Dataset records
________________________________________

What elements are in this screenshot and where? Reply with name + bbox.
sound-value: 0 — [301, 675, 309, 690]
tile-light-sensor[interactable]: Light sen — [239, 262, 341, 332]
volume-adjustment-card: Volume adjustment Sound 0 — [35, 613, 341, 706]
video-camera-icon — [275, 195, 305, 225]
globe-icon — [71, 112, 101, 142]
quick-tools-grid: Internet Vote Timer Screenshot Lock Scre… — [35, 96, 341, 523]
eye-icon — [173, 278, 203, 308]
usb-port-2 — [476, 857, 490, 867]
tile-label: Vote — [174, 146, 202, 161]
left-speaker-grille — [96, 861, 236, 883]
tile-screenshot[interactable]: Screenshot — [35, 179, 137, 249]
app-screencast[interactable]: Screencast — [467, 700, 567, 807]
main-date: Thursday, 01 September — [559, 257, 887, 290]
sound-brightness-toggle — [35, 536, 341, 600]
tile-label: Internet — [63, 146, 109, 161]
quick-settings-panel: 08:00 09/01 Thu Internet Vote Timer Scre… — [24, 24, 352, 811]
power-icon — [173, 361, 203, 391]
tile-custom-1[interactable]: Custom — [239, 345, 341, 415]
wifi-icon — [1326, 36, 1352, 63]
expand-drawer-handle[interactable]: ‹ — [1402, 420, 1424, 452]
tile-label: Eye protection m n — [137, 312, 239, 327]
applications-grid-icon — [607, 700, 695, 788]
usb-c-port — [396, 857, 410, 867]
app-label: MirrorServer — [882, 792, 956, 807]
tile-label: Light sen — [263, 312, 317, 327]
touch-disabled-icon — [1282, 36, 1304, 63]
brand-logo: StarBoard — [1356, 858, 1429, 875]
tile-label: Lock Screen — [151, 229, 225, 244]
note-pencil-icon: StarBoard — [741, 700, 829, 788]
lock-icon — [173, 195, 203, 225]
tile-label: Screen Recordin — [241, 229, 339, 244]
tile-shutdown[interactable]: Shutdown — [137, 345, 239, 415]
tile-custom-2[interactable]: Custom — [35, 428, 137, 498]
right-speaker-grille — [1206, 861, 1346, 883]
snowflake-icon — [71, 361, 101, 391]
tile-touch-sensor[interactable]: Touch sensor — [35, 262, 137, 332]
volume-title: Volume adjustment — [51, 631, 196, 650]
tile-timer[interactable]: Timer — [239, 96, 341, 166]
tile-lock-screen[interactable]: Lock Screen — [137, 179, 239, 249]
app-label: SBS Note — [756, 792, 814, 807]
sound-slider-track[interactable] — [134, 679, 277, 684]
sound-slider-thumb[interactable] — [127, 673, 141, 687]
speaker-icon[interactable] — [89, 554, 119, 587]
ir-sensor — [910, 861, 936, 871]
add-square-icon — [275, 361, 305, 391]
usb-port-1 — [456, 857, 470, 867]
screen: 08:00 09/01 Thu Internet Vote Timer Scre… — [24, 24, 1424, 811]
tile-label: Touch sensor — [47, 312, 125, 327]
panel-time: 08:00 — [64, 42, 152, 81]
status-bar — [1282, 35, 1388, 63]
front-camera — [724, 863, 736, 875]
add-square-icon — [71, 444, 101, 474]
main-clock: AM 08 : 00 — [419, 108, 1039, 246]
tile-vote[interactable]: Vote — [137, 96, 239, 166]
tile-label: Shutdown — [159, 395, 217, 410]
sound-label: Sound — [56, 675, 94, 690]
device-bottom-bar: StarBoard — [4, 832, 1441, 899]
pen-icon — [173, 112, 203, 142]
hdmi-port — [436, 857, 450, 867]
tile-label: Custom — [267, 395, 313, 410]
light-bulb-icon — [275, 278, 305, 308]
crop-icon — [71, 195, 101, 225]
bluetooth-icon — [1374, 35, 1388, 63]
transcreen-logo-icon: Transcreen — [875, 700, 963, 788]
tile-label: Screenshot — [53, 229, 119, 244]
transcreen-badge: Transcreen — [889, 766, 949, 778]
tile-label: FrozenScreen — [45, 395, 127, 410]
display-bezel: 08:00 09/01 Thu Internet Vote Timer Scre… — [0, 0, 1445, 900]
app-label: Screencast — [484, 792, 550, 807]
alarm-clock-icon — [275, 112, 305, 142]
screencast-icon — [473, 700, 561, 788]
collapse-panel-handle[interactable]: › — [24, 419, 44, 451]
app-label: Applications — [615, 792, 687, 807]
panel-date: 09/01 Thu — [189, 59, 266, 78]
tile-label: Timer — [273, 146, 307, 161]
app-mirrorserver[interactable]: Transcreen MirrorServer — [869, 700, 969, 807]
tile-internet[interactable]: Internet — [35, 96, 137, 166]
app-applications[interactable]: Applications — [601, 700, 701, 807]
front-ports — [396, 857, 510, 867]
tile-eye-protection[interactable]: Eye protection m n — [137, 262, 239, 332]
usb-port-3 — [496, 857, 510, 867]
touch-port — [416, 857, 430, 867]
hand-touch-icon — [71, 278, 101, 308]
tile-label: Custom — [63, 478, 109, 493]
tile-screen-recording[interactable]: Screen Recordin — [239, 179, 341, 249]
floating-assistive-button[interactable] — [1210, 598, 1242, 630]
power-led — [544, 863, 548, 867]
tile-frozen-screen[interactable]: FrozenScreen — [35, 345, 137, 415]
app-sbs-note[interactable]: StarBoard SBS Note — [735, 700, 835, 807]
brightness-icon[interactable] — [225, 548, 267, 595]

________________________________________

# Written instruction
Rewrite the records above as a JSON list of strings, with one string for each line and no entries for blank lines.

# Solution to this task
[
  "What elements are in this screenshot and where? Reply with name + bbox.",
  "sound-value: 0 — [301, 675, 309, 690]",
  "tile-light-sensor[interactable]: Light sen — [239, 262, 341, 332]",
  "volume-adjustment-card: Volume adjustment Sound 0 — [35, 613, 341, 706]",
  "video-camera-icon — [275, 195, 305, 225]",
  "globe-icon — [71, 112, 101, 142]",
  "quick-tools-grid: Internet Vote Timer Screenshot Lock Scre… — [35, 96, 341, 523]",
  "eye-icon — [173, 278, 203, 308]",
  "usb-port-2 — [476, 857, 490, 867]",
  "tile-label: Vote — [174, 146, 202, 161]",
  "left-speaker-grille — [96, 861, 236, 883]",
  "tile-screenshot[interactable]: Screenshot — [35, 179, 137, 249]",
  "app-screencast[interactable]: Screencast — [467, 700, 567, 807]",
  "main-date: Thursday, 01 September — [559, 257, 887, 290]",
  "sound-brightness-toggle — [35, 536, 341, 600]",
  "tile-label: Internet — [63, 146, 109, 161]",
  "quick-settings-panel: 08:00 09/01 Thu Internet Vote Timer Scre… — [24, 24, 352, 811]",
  "power-icon — [173, 361, 203, 391]",
  "tile-custom-1[interactable]: Custom — [239, 345, 341, 415]",
  "wifi-icon — [1326, 36, 1352, 63]",
  "expand-drawer-handle[interactable]: ‹ — [1402, 420, 1424, 452]",
  "tile-label: Eye protection m n — [137, 312, 239, 327]",
  "applications-grid-icon — [607, 700, 695, 788]",
  "usb-c-port — [396, 857, 410, 867]",
  "app-label: MirrorServer — [882, 792, 956, 807]",
  "tile-label: Light sen — [263, 312, 317, 327]",
  "touch-disabled-icon — [1282, 36, 1304, 63]",
  "brand-logo: StarBoard — [1356, 858, 1429, 875]",
  "tile-label: Lock Screen — [151, 229, 225, 244]",
  "note-pencil-icon: StarBoard — [741, 700, 829, 788]",
  "lock-icon — [173, 195, 203, 225]",
  "tile-label: Screen Recordin — [241, 229, 339, 244]",
  "tile-shutdown[interactable]: Shutdown — [137, 345, 239, 415]",
  "tile-custom-2[interactable]: Custom — [35, 428, 137, 498]",
  "right-speaker-grille — [1206, 861, 1346, 883]",
  "snowflake-icon — [71, 361, 101, 391]",
  "tile-touch-sensor[interactable]: Touch sensor — [35, 262, 137, 332]",
  "volume-title: Volume adjustment — [51, 631, 196, 650]",
  "tile-timer[interactable]: Timer — [239, 96, 341, 166]",
  "tile-lock-screen[interactable]: Lock Screen — [137, 179, 239, 249]",
  "app-label: SBS Note — [756, 792, 814, 807]",
  "sound-slider-track[interactable] — [134, 679, 277, 684]",
  "sound-slider-thumb[interactable] — [127, 673, 141, 687]",
  "speaker-icon[interactable] — [89, 554, 119, 587]",
  "ir-sensor — [910, 861, 936, 871]",
  "add-square-icon — [275, 361, 305, 391]",
  "usb-port-1 — [456, 857, 470, 867]",
  "screen: 08:00 09/01 Thu Internet Vote Timer Scre… — [24, 24, 1424, 811]",
  "tile-label: Touch sensor — [47, 312, 125, 327]",
  "panel-time: 08:00 — [64, 42, 152, 81]",
  "status-bar — [1282, 35, 1388, 63]",
  "front-camera — [724, 863, 736, 875]",
  "add-square-icon — [71, 444, 101, 474]",
  "main-clock: AM 08 : 00 — [419, 108, 1039, 246]",
  "tile-vote[interactable]: Vote — [137, 96, 239, 166]",
  "tile-label: Shutdown — [159, 395, 217, 410]",
  "sound-label: Sound — [56, 675, 94, 690]",
  "device-bottom-bar: StarBoard — [4, 832, 1441, 899]",
  "pen-icon — [173, 112, 203, 142]",
  "hdmi-port — [436, 857, 450, 867]",
  "tile-label: Custom — [267, 395, 313, 410]",
  "light-bulb-icon — [275, 278, 305, 308]",
  "crop-icon — [71, 195, 101, 225]",
  "bluetooth-icon — [1374, 35, 1388, 63]",
  "transcreen-logo-icon: Transcreen — [875, 700, 963, 788]",
  "tile-label: Screenshot — [53, 229, 119, 244]",
  "transcreen-badge: Transcreen — [889, 766, 949, 778]",
  "tile-label: FrozenScreen — [45, 395, 127, 410]",
  "display-bezel: 08:00 09/01 Thu Internet Vote Timer Scre… — [0, 0, 1445, 900]",
  "app-label: Screencast — [484, 792, 550, 807]",
  "alarm-clock-icon — [275, 112, 305, 142]",
  "screencast-icon — [473, 700, 561, 788]",
  "collapse-panel-handle[interactable]: › — [24, 419, 44, 451]",
  "app-label: Applications — [615, 792, 687, 807]",
  "panel-date: 09/01 Thu — [189, 59, 266, 78]",
  "tile-label: Timer — [273, 146, 307, 161]",
  "app-mirrorserver[interactable]: Transcreen MirrorServer — [869, 700, 969, 807]",
  "tile-internet[interactable]: Internet — [35, 96, 137, 166]",
  "app-applications[interactable]: Applications — [601, 700, 701, 807]",
  "front-ports — [396, 857, 510, 867]",
  "tile-eye-protection[interactable]: Eye protection m n — [137, 262, 239, 332]",
  "usb-port-3 — [496, 857, 510, 867]",
  "touch-port — [416, 857, 430, 867]",
  "hand-touch-icon — [71, 278, 101, 308]",
  "tile-label: Custom — [63, 478, 109, 493]",
  "tile-screen-recording[interactable]: Screen Recordin — [239, 179, 341, 249]",
  "floating-assistive-button[interactable] — [1210, 598, 1242, 630]",
  "power-led — [544, 863, 548, 867]",
  "tile-frozen-screen[interactable]: FrozenScreen — [35, 345, 137, 415]",
  "app-sbs-note[interactable]: StarBoard SBS Note — [735, 700, 835, 807]",
  "brightness-icon[interactable] — [225, 548, 267, 595]"
]